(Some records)

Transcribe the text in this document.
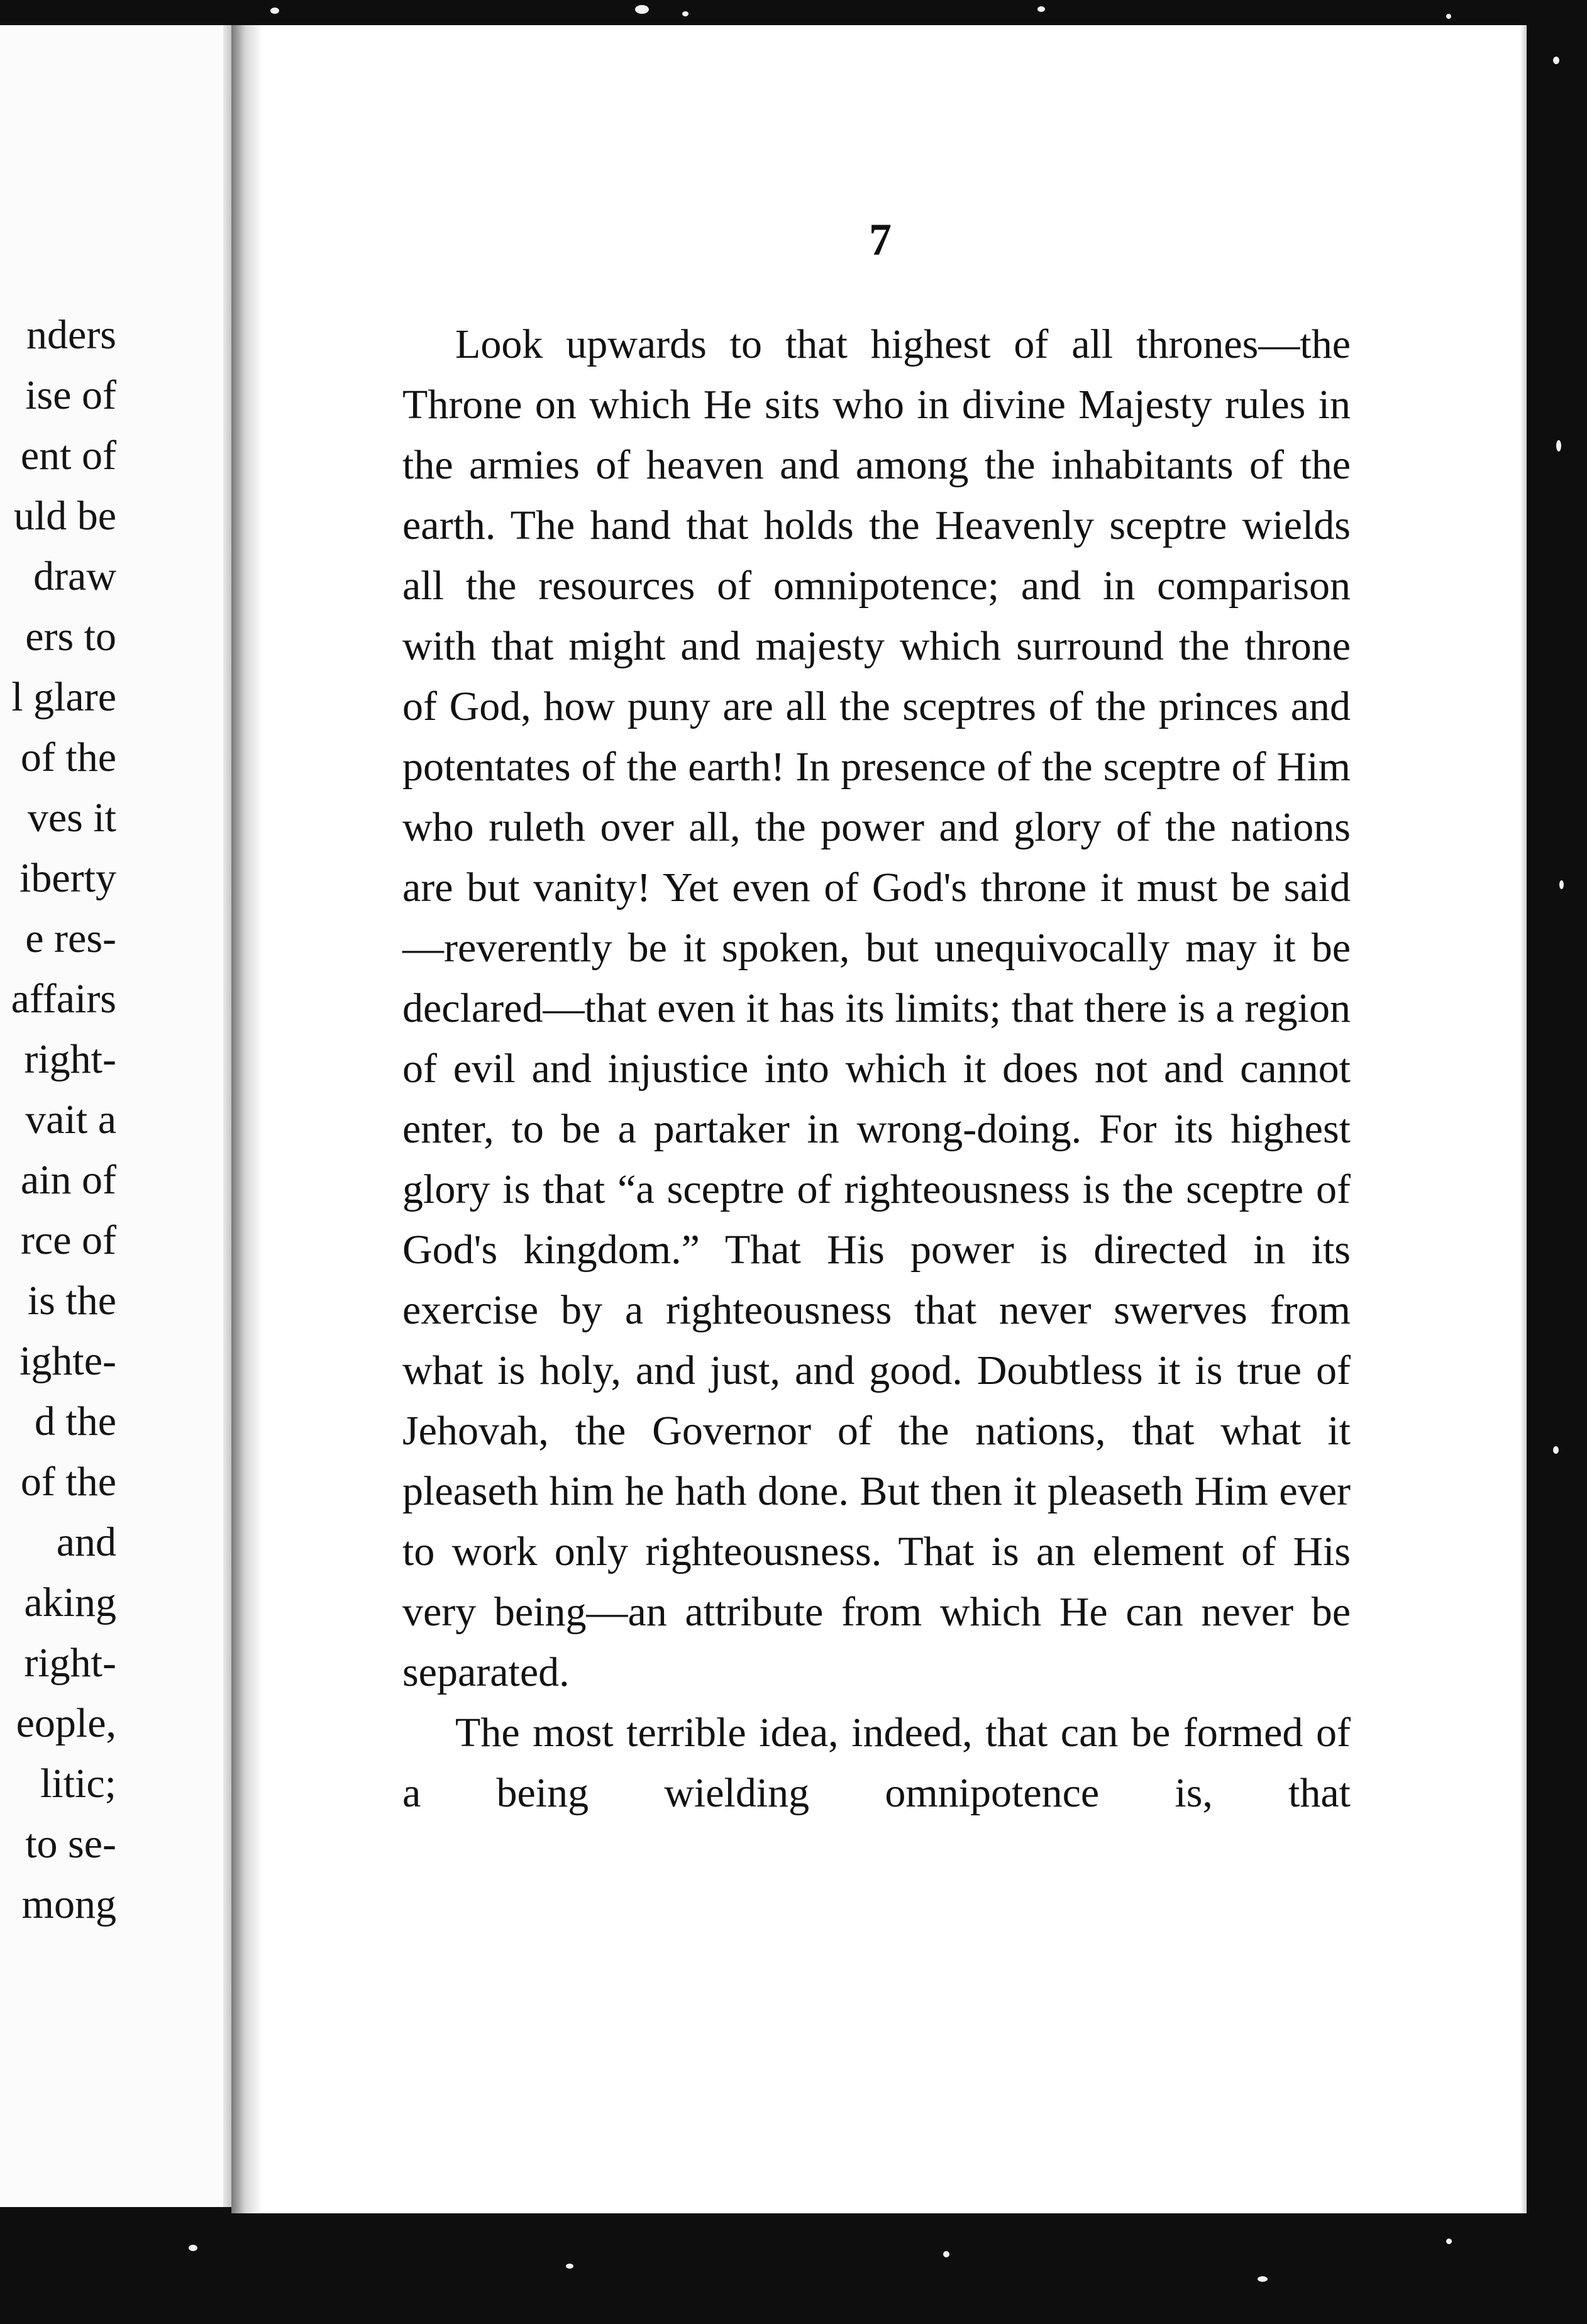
nders
ise of
ent of
uld be
draw
ers to
l glare
of the
ves it
iberty
e res-
affairs
right-
vait a
ain of
rce of
is the
ighte-
d the
of the
and
aking
right-
eople,
litic;
to se-
mong
7

Look upwards to that highest of all thrones—the Throne on which He sits who in divine Majesty rules in the armies of heaven and among the inhabitants of the earth. The hand that holds the Heavenly sceptre wields all the resources of omnipotence; and in comparison with that might and majesty which surround the throne of God, how puny are all the sceptres of the princes and potentates of the earth! In presence of the sceptre of Him who ruleth over all, the power and glory of the nations are but vanity! Yet even of God's throne it must be said—reverently be it spoken, but unequivocally may it be declared—that even it has its limits; that there is a region of evil and injustice into which it does not and cannot enter, to be a partaker in wrong-doing. For its highest glory is that “a sceptre of righteousness is the sceptre of God's kingdom.” That His power is directed in its exercise by a righteousness that never swerves from what is holy, and just, and good. Doubtless it is true of Jehovah, the Governor of the nations, that what it pleaseth him he hath done. But then it pleaseth Him ever to work only righteousness. That is an element of His very being—an attribute from which He can never be separated.

The most terrible idea, indeed, that can be formed of a being wielding omnipotence is, that
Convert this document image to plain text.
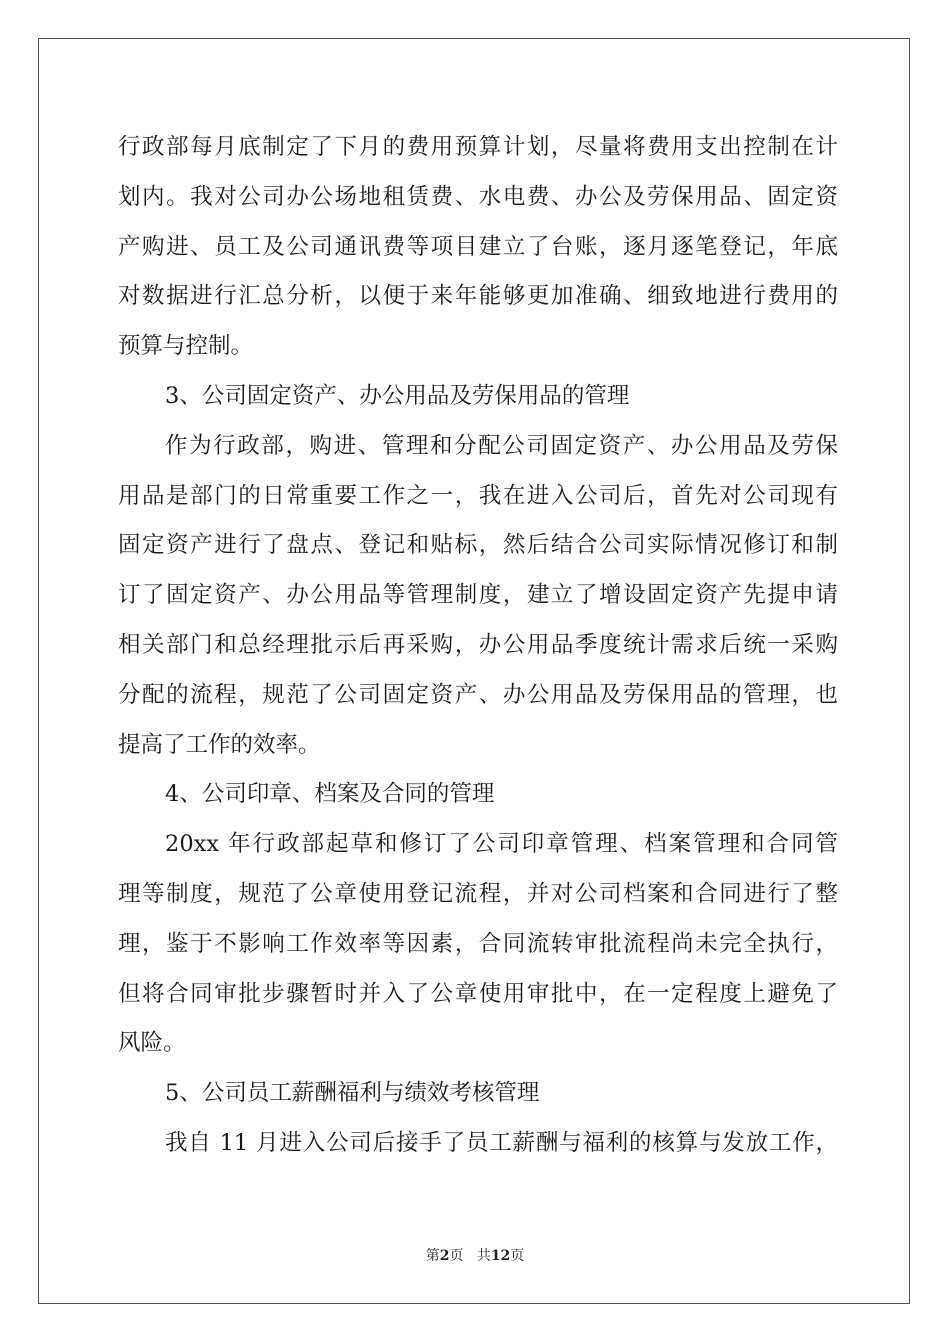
行政部每月底制定了下月的费用预算计划，尽量将费用支出控制在计
划内。我对公司办公场地租赁费、水电费、办公及劳保用品、固定资
产购进、员工及公司通讯费等项目建立了台账，逐月逐笔登记，年底
对数据进行汇总分析，以便于来年能够更加准确、细致地进行费用的
预算与控制。
3、公司固定资产、办公用品及劳保用品的管理
作为行政部，购进、管理和分配公司固定资产、办公用品及劳保
用品是部门的日常重要工作之一，我在进入公司后，首先对公司现有
固定资产进行了盘点、登记和贴标，然后结合公司实际情况修订和制
订了固定资产、办公用品等管理制度，建立了增设固定资产先提申请
相关部门和总经理批示后再采购，办公用品季度统计需求后统一采购
分配的流程，规范了公司固定资产、办公用品及劳保用品的管理，也
提高了工作的效率。
4、公司印章、档案及合同的管理
20xx 年行政部起草和修订了公司印章管理、档案管理和合同管
理等制度，规范了公章使用登记流程，并对公司档案和合同进行了整
理，鉴于不影响工作效率等因素，合同流转审批流程尚未完全执行，
但将合同审批步骤暂时并入了公章使用审批中，在一定程度上避免了
风险。
5、公司员工薪酬福利与绩效考核管理
我自 11 月进入公司后接手了员工薪酬与福利的核算与发放工作，
第2页 共12页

→ TO DO
Pull out and copy each line containing the string "办公用品及劳保用品的管理".

→ RESULT FOR THIS EXERCISE
3、公司固定资产、办公用品及劳保用品的管理
分配的流程，规范了公司固定资产、办公用品及劳保用品的管理，也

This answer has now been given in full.